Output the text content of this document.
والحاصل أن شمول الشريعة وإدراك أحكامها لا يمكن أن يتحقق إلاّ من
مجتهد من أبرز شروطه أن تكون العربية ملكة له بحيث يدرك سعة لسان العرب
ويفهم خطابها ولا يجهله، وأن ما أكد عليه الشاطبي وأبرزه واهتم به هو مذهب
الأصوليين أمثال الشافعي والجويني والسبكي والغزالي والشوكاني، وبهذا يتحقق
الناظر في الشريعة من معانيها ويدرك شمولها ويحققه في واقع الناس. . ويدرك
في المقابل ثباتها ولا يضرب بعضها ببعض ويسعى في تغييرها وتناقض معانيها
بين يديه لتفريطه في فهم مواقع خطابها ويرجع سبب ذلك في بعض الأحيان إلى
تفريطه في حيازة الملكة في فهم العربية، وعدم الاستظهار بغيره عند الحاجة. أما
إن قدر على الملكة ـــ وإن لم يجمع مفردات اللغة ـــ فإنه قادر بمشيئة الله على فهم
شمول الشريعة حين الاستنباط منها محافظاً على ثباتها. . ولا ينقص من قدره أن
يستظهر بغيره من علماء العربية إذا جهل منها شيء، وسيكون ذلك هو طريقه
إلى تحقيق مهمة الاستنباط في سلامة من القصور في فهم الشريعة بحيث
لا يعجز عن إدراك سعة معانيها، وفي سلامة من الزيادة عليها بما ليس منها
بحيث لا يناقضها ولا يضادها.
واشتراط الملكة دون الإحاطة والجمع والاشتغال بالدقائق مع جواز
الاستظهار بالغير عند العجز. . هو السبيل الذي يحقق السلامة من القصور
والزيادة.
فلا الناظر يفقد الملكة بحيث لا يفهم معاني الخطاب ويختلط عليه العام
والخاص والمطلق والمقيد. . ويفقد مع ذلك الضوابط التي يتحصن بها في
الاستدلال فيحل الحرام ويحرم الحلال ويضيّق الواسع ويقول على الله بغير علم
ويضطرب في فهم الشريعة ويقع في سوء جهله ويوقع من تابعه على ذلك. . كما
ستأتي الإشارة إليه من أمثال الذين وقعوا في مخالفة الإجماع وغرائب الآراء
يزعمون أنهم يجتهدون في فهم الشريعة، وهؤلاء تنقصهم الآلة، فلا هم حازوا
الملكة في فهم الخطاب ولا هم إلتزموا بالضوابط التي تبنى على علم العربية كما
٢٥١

__________________________________________________

Nothing should be changed: write out all of the data as is.

- [Solution to the exercise]:
Output the text content of this document.
والحاصل أن شمول الشريعة وإدراك أحكامها لا يمكن أن يتحقق إلاّ من
مجتهد من أبرز شروطه أن تكون العربية ملكة له بحيث يدرك سعة لسان العرب
ويفهم خطابها ولا يجهله، وأن ما أكد عليه الشاطبي وأبرزه واهتم به هو مذهب
الأصوليين أمثال الشافعي والجويني والسبكي والغزالي والشوكاني، وبهذا يتحقق
الناظر في الشريعة من معانيها ويدرك شمولها ويحققه في واقع الناس. . ويدرك
في المقابل ثباتها ولا يضرب بعضها ببعض ويسعى في تغييرها وتناقض معانيها
بين يديه لتفريطه في فهم مواقع خطابها ويرجع سبب ذلك في بعض الأحيان إلى
تفريطه في حيازة الملكة في فهم العربية، وعدم الاستظهار بغيره عند الحاجة. أما
إن قدر على الملكة ـــ وإن لم يجمع مفردات اللغة ـــ فإنه قادر بمشيئة الله على فهم
شمول الشريعة حين الاستنباط منها محافظاً على ثباتها. . ولا ينقص من قدره أن
يستظهر بغيره من علماء العربية إذا جهل منها شيء، وسيكون ذلك هو طريقه
إلى تحقيق مهمة الاستنباط في سلامة من القصور في فهم الشريعة بحيث
لا يعجز عن إدراك سعة معانيها، وفي سلامة من الزيادة عليها بما ليس منها
بحيث لا يناقضها ولا يضادها.
واشتراط الملكة دون الإحاطة والجمع والاشتغال بالدقائق مع جواز
الاستظهار بالغير عند العجز. . هو السبيل الذي يحقق السلامة من القصور
والزيادة.
فلا الناظر يفقد الملكة بحيث لا يفهم معاني الخطاب ويختلط عليه العام
والخاص والمطلق والمقيد. . ويفقد مع ذلك الضوابط التي يتحصن بها في
الاستدلال فيحل الحرام ويحرم الحلال ويضيّق الواسع ويقول على الله بغير علم
ويضطرب في فهم الشريعة ويقع في سوء جهله ويوقع من تابعه على ذلك. . كما
ستأتي الإشارة إليه من أمثال الذين وقعوا في مخالفة الإجماع وغرائب الآراء
يزعمون أنهم يجتهدون في فهم الشريعة، وهؤلاء تنقصهم الآلة، فلا هم حازوا
الملكة في فهم الخطاب ولا هم إلتزموا بالضوابط التي تبنى على علم العربية كما
٢٥١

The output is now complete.